## Exercise brief
Copy every line of the listing exactly.

==== Dataset records ====

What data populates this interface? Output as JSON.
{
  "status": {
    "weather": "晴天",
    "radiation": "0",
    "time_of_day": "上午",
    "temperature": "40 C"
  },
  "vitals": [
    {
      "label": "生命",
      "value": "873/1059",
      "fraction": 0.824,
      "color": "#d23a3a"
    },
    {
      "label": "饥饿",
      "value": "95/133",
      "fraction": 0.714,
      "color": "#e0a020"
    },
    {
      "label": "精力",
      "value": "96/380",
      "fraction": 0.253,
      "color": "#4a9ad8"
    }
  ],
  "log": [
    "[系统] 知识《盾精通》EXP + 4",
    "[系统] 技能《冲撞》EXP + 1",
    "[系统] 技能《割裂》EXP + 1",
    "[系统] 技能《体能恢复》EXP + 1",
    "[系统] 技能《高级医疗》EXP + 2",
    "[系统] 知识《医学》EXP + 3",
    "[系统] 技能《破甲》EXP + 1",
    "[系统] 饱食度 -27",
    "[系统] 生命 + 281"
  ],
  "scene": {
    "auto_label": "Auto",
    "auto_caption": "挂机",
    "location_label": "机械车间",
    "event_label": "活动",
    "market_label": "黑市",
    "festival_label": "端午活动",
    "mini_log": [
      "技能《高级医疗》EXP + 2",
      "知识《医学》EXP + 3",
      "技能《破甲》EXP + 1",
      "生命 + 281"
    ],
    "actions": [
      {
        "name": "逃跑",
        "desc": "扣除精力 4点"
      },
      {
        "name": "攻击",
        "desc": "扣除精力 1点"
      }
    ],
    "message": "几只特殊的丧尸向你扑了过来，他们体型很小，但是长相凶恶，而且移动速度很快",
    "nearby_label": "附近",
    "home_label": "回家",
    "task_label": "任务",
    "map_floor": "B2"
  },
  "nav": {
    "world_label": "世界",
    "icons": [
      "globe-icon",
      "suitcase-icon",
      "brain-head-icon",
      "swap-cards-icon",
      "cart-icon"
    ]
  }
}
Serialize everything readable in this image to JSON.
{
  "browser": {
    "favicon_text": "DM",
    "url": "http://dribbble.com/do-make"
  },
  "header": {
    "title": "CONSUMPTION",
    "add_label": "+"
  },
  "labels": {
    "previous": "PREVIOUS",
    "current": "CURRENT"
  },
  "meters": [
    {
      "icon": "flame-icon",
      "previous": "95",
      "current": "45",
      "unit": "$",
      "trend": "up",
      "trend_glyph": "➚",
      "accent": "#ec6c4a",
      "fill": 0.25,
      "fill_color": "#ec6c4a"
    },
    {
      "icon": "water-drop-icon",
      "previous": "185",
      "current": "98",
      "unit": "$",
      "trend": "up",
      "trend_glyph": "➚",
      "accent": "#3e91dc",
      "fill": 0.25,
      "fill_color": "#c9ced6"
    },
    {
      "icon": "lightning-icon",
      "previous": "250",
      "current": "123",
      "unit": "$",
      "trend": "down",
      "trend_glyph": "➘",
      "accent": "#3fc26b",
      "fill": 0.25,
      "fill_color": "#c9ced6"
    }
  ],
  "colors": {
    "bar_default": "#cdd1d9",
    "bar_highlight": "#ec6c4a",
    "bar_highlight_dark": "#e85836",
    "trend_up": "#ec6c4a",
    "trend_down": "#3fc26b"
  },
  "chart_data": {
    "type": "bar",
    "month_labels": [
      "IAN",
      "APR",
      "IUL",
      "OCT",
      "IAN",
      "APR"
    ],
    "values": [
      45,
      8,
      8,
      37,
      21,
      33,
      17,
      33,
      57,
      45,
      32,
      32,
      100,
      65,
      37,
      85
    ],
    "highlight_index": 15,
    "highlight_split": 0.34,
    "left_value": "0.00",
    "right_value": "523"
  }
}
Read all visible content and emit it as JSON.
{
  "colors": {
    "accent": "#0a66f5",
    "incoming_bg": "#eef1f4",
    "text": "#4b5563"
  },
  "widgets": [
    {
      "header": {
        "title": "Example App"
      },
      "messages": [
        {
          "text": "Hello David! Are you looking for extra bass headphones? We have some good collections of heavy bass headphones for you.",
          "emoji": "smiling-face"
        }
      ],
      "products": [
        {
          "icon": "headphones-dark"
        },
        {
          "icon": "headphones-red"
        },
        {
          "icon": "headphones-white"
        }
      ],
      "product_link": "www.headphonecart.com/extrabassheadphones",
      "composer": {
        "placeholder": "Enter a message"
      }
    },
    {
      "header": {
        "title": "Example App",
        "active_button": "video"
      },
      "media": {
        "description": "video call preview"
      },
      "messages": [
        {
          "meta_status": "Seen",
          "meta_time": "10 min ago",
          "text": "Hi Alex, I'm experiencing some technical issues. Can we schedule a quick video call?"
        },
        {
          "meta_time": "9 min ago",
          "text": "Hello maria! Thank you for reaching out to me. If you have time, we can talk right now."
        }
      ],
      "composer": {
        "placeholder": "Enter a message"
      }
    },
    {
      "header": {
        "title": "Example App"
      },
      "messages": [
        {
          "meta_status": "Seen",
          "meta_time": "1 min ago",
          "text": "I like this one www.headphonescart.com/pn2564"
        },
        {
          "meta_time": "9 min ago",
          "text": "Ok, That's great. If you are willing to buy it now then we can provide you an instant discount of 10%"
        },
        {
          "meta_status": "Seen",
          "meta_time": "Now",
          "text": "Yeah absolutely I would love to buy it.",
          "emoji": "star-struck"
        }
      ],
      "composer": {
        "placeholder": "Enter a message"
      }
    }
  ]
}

====

## Full solution
What data populates this interface? Output as JSON.
{
  "status": {
    "weather": "晴天",
    "radiation": "0",
    "time_of_day": "上午",
    "temperature": "40 C"
  },
  "vitals": [
    {
      "label": "生命",
      "value": "873/1059",
      "fraction": 0.824,
      "color": "#d23a3a"
    },
    {
      "label": "饥饿",
      "value": "95/133",
      "fraction": 0.714,
      "color": "#e0a020"
    },
    {
      "label": "精力",
      "value": "96/380",
      "fraction": 0.253,
      "color": "#4a9ad8"
    }
  ],
  "log": [
    "[系统] 知识《盾精通》EXP + 4",
    "[系统] 技能《冲撞》EXP + 1",
    "[系统] 技能《割裂》EXP + 1",
    "[系统] 技能《体能恢复》EXP + 1",
    "[系统] 技能《高级医疗》EXP + 2",
    "[系统] 知识《医学》EXP + 3",
    "[系统] 技能《破甲》EXP + 1",
    "[系统] 饱食度 -27",
    "[系统] 生命 + 281"
  ],
  "scene": {
    "auto_label": "Auto",
    "auto_caption": "挂机",
    "location_label": "机械车间",
    "event_label": "活动",
    "market_label": "黑市",
    "festival_label": "端午活动",
    "mini_log": [
      "技能《高级医疗》EXP + 2",
      "知识《医学》EXP + 3",
      "技能《破甲》EXP + 1",
      "生命 + 281"
    ],
    "actions": [
      {
        "name": "逃跑",
        "desc": "扣除精力 4点"
      },
      {
        "name": "攻击",
        "desc": "扣除精力 1点"
      }
    ],
    "message": "几只特殊的丧尸向你扑了过来，他们体型很小，但是长相凶恶，而且移动速度很快",
    "nearby_label": "附近",
    "home_label": "回家",
    "task_label": "任务",
    "map_floor": "B2"
  },
  "nav": {
    "world_label": "世界",
    "icons": [
      "globe-icon",
      "suitcase-icon",
      "brain-head-icon",
      "swap-cards-icon",
      "cart-icon"
    ]
  }
}
Serialize everything readable in this image to JSON.
{
  "browser": {
    "favicon_text": "DM",
    "url": "http://dribbble.com/do-make"
  },
  "header": {
    "title": "CONSUMPTION",
    "add_label": "+"
  },
  "labels": {
    "previous": "PREVIOUS",
    "current": "CURRENT"
  },
  "meters": [
    {
      "icon": "flame-icon",
      "previous": "95",
      "current": "45",
      "unit": "$",
      "trend": "up",
      "trend_glyph": "➚",
      "accent": "#ec6c4a",
      "fill": 0.25,
      "fill_color": "#ec6c4a"
    },
    {
      "icon": "water-drop-icon",
      "previous": "185",
      "current": "98",
      "unit": "$",
      "trend": "up",
      "trend_glyph": "➚",
      "accent": "#3e91dc",
      "fill": 0.25,
      "fill_color": "#c9ced6"
    },
    {
      "icon": "lightning-icon",
      "previous": "250",
      "current": "123",
      "unit": "$",
      "trend": "down",
      "trend_glyph": "➘",
      "accent": "#3fc26b",
      "fill": 0.25,
      "fill_color": "#c9ced6"
    }
  ],
  "colors": {
    "bar_default": "#cdd1d9",
    "bar_highlight": "#ec6c4a",
    "bar_highlight_dark": "#e85836",
    "trend_up": "#ec6c4a",
    "trend_down": "#3fc26b"
  },
  "chart_data": {
    "type": "bar",
    "month_labels": [
      "IAN",
      "APR",
      "IUL",
      "OCT",
      "IAN",
      "APR"
    ],
    "values": [
      45,
      8,
      8,
      37,
      21,
      33,
      17,
      33,
      57,
      45,
      32,
      32,
      100,
      65,
      37,
      85
    ],
    "highlight_index": 15,
    "highlight_split": 0.34,
    "left_value": "0.00",
    "right_value": "523"
  }
}
Read all visible content and emit it as JSON.
{
  "colors": {
    "accent": "#0a66f5",
    "incoming_bg": "#eef1f4",
    "text": "#4b5563"
  },
  "widgets": [
    {
      "header": {
        "title": "Example App"
      },
      "messages": [
        {
          "text": "Hello David! Are you looking for extra bass headphones? We have some good collections of heavy bass headphones for you.",
          "emoji": "smiling-face"
        }
      ],
      "products": [
        {
          "icon": "headphones-dark"
        },
        {
          "icon": "headphones-red"
        },
        {
          "icon": "headphones-white"
        }
      ],
      "product_link": "www.headphonecart.com/extrabassheadphones",
      "composer": {
        "placeholder": "Enter a message"
      }
    },
    {
      "header": {
        "title": "Example App",
        "active_button": "video"
      },
      "media": {
        "description": "video call preview"
      },
      "messages": [
        {
          "meta_status": "Seen",
          "meta_time": "10 min ago",
          "text": "Hi Alex, I'm experiencing some technical issues. Can we schedule a quick video call?"
        },
        {
          "meta_time": "9 min ago",
          "text": "Hello maria! Thank you for reaching out to me. If you have time, we can talk right now."
        }
      ],
      "composer": {
        "placeholder": "Enter a message"
      }
    },
    {
      "header": {
        "title": "Example App"
      },
      "messages": [
        {
          "meta_status": "Seen",
          "meta_time": "1 min ago",
          "text": "I like this one www.headphonescart.com/pn2564"
        },
        {
          "meta_time": "9 min ago",
          "text": "Ok, That's great. If you are willing to buy it now then we can provide you an instant discount of 10%"
        },
        {
          "meta_status": "Seen",
          "meta_time": "Now",
          "text": "Yeah absolutely I would love to buy it.",
          "emoji": "star-struck"
        }
      ],
      "composer": {
        "placeholder": "Enter a message"
      }
    }
  ]
}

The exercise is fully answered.